[Start of GIVEN ENTRIES]
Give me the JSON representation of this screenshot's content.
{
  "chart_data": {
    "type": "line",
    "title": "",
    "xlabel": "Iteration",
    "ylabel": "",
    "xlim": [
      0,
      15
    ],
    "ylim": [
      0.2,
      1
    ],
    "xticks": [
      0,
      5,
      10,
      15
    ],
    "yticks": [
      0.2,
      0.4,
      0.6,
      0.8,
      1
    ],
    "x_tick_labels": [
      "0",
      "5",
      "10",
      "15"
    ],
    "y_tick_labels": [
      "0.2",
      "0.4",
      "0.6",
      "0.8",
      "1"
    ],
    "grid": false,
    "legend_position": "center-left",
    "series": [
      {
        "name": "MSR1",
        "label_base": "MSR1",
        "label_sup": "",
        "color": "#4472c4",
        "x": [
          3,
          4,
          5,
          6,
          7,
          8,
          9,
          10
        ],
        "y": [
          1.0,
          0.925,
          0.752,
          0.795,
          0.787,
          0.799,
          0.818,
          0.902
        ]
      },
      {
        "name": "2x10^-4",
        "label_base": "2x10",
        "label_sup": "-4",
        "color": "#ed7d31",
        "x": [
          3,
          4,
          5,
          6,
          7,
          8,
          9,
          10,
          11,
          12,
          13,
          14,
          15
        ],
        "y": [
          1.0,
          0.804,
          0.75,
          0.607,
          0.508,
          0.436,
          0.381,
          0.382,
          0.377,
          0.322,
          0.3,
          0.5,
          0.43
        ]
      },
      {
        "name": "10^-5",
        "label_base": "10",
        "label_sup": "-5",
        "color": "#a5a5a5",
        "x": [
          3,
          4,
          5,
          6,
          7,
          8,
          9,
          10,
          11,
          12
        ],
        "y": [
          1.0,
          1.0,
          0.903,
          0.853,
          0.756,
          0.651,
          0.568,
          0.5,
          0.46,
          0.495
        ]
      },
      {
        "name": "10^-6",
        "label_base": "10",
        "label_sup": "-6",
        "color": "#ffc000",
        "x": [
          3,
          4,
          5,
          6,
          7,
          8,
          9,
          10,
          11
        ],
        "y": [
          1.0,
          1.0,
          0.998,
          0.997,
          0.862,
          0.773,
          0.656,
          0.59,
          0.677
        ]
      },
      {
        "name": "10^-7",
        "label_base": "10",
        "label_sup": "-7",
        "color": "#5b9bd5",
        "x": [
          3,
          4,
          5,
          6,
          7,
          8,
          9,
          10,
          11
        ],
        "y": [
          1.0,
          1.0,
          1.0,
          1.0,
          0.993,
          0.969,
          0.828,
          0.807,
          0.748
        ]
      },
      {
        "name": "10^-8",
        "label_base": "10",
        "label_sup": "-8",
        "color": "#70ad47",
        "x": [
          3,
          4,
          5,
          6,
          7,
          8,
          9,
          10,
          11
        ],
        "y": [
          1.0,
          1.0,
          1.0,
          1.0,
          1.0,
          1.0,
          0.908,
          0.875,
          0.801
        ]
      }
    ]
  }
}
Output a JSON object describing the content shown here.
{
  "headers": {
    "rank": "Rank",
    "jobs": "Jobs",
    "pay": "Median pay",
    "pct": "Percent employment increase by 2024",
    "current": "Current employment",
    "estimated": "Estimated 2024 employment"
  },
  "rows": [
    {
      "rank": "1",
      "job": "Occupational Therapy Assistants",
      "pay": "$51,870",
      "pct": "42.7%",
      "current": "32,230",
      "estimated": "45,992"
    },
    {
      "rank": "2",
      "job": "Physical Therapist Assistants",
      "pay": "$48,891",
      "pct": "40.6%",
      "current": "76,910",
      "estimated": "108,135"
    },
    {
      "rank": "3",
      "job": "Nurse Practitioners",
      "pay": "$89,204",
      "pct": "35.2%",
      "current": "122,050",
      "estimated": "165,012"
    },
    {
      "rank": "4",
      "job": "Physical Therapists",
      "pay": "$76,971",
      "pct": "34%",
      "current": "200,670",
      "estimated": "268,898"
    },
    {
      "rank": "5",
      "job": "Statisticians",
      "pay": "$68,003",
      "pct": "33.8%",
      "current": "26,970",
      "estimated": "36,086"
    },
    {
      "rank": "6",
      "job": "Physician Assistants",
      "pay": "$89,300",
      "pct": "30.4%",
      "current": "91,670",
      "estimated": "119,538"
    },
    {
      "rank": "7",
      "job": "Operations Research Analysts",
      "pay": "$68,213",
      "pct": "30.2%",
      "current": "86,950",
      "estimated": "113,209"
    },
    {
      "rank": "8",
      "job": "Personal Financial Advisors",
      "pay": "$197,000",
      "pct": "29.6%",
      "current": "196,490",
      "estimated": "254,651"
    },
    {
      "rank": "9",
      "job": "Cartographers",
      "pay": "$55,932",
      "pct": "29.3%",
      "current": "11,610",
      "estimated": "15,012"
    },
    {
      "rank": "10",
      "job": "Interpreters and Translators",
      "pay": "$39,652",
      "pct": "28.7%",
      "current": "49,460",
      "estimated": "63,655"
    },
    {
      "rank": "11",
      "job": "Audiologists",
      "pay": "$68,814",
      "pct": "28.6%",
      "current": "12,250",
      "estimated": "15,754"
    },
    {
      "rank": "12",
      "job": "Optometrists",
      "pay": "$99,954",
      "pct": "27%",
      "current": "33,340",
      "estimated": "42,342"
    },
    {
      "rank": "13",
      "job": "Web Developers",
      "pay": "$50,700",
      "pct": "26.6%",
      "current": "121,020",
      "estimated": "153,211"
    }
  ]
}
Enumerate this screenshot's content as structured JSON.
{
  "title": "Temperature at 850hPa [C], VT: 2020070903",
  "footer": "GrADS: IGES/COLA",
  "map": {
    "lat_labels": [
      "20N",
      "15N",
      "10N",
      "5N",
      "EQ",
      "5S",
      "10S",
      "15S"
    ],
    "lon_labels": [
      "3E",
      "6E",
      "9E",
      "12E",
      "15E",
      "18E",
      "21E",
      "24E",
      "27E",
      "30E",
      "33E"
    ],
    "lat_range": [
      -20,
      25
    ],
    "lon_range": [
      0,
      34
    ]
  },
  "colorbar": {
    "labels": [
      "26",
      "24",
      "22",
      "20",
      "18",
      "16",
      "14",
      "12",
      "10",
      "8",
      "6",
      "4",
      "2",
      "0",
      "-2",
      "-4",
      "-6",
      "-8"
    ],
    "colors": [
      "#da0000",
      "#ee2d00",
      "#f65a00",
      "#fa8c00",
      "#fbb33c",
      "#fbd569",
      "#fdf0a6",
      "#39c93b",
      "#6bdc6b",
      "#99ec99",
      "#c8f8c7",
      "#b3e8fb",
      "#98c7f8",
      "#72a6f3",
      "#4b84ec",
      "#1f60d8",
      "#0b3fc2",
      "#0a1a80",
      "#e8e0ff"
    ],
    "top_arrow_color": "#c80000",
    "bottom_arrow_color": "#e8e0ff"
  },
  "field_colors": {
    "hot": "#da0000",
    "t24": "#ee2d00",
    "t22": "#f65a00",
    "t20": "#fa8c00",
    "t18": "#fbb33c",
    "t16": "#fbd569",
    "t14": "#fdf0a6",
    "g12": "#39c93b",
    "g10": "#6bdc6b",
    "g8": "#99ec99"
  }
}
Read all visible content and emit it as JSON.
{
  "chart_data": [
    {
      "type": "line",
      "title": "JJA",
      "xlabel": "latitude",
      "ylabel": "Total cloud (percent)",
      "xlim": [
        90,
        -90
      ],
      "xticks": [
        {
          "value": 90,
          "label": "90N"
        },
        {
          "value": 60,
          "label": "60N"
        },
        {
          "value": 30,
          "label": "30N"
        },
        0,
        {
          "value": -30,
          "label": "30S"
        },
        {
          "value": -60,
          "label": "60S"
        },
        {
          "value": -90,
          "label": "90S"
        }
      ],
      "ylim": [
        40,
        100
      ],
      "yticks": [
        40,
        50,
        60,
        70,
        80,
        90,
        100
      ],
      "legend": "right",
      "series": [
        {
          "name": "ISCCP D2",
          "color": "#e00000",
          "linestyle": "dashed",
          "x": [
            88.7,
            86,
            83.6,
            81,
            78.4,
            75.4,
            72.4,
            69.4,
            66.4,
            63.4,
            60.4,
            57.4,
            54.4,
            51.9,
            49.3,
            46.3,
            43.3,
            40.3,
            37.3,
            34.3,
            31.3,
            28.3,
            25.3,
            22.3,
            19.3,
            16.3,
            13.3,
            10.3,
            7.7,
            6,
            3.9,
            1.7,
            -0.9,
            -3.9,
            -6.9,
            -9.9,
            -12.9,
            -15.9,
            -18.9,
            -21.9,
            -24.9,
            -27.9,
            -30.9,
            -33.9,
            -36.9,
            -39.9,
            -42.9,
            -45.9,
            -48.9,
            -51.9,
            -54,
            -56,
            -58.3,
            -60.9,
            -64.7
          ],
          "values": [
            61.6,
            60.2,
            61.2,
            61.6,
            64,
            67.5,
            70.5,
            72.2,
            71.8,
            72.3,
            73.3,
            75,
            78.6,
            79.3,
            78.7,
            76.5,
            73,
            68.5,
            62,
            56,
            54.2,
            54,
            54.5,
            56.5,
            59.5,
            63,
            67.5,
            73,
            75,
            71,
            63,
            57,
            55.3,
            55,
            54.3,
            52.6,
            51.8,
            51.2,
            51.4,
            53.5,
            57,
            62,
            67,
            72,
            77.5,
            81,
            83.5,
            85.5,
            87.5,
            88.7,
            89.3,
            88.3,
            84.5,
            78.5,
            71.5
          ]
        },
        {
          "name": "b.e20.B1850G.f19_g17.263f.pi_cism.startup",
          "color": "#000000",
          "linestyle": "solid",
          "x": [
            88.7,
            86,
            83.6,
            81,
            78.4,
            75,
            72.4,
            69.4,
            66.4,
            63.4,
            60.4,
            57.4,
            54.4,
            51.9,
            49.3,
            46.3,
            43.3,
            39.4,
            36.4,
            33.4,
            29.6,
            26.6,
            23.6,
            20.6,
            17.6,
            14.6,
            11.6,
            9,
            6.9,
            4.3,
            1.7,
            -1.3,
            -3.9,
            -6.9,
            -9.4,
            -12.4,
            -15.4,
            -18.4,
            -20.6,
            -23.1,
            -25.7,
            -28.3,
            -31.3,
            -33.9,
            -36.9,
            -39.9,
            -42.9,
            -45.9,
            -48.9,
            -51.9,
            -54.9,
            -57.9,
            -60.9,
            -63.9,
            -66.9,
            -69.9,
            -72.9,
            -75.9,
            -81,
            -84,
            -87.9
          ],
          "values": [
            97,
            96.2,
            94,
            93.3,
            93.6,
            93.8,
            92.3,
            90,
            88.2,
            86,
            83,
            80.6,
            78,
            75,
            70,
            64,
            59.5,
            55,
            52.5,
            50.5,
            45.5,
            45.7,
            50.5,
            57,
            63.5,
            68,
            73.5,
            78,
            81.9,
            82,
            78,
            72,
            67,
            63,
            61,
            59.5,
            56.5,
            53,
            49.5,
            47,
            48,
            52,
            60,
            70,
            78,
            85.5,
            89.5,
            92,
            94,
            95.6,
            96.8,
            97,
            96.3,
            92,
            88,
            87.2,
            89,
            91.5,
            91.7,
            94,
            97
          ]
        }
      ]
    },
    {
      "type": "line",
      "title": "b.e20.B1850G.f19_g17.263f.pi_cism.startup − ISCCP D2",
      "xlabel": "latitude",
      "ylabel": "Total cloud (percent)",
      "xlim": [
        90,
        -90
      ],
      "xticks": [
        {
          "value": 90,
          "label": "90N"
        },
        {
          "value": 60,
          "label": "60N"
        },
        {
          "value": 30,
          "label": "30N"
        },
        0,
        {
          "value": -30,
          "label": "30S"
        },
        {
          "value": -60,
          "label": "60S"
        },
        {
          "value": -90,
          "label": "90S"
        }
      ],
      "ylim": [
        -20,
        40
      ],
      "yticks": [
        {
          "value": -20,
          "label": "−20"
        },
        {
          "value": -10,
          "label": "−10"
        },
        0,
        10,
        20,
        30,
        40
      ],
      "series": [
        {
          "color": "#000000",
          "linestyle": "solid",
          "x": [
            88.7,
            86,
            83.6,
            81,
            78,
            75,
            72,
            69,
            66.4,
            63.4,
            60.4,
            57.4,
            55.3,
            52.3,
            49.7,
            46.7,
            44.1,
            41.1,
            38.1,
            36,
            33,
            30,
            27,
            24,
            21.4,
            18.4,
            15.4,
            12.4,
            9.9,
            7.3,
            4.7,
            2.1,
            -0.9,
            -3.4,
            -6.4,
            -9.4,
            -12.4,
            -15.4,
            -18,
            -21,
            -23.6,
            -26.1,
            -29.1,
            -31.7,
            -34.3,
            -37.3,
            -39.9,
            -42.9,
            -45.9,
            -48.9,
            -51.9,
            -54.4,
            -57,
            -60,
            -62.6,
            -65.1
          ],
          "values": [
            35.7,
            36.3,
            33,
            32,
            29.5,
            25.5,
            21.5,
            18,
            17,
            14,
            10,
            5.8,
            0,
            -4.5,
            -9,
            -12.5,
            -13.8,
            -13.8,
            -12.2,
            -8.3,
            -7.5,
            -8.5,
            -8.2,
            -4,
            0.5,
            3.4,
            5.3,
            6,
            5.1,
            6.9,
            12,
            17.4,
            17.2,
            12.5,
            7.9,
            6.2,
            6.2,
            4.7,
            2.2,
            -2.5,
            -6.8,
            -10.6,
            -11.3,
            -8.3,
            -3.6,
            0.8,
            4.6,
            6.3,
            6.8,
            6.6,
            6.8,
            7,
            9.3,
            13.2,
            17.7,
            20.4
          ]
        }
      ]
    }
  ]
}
[End of GIVEN ENTRIES]
__EXERCISE REQUIREMENTS__.
Scan the data above; copy every line where "startup" appears.

__REPLY__.
          "name": "b.e20.B1850G.f19_g17.263f.pi_cism.startup",
      "title": "b.e20.B1850G.f19_g17.263f.pi_cism.startup − ISCCP D2",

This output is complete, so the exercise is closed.